Fetch your DNS record:

dig +short TXT mail._domainkey.yourdomain.com

The base64 string after p= in the DNS record must match the output from the openssl command exactly, with no spaces or line breaks. Any difference — including whitespace — means verification will fail.

Generating DKIM Keys

mkdir -p /etc/exim4/domains/yourdomain.com
openssl genrsa -out /etc/exim4/domains/yourdomain.com/dkim.pem 2048
chown Debian-exim:Debian-exim /etc/exim4/domains/yourdomain.com/dkim.pem
chmod 640 /etc/exim4/domains/yourdomain.com/dkim.pem

Why 2048-bit? 1024-bit RSA keys are deprecated and actively rejected by some security-conscious mail receivers. 2048-bit is the current minimum recommended by RFC 8301 (which formally deprecates 1024-bit for DKIM). 4096-bit keys are theoretically stronger but cause practical problems — some DNS providers truncate very large TXT records, and some receiving mail servers have difficulty verifying 4096-bit signatures. 2048-bit is the correct choice for production deployments in 2025.

DNS Record Configuration

Extract your public key to publish in DNS:

openssl pkey -in /etc/exim4/domains/yourdomain.com/dkim.pem -pubout -outform DER | openssl base64 -A

Create a TXT record at mail._domainkey.yourdomain.com (where mail matches your dkim_selector value):

v=DKIM1; k=rsa; p=YOUR_PUBLIC_KEY_BASE64_HERE

Flag explanations — what each one actually does:

  • v=DKIM1 — Version. Currently the only valid value. Required.

::::::::::

**To do:**
- 1) Answer these questions from the DKIM guide:
(a) What key size does the DKIM guide say RFC 8301 recommends as the current minimum?
(b) What permission mode does the chmod command set on dkim.pem?
(c) At what name is the TXT record to be created?
- 2) Reproduce the passage of the DKIM guide that begins with the words containing "Fetch your DNS" and ends with "verification will fail.".

**Material:**
::::::::::

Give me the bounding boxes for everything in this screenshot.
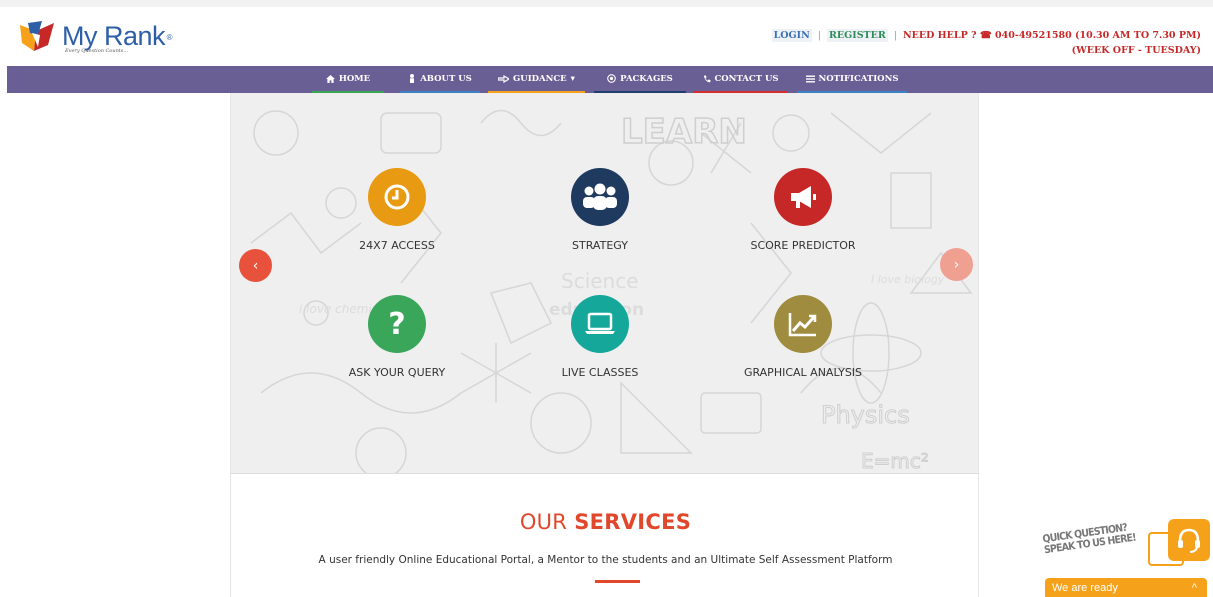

::::::::::

**Worked answers:**
- 1)
(a) 2048-bit
(b) 640
(c) mail._domainkey.yourdomain.com

- 2)
Fetch your DNS record:

dig +short TXT mail._domainkey.yourdomain.com

The base64 string after p= in the DNS record must match the output from the openssl command exactly, with no spaces or line breaks. Any difference — including whitespace — means verification will fail.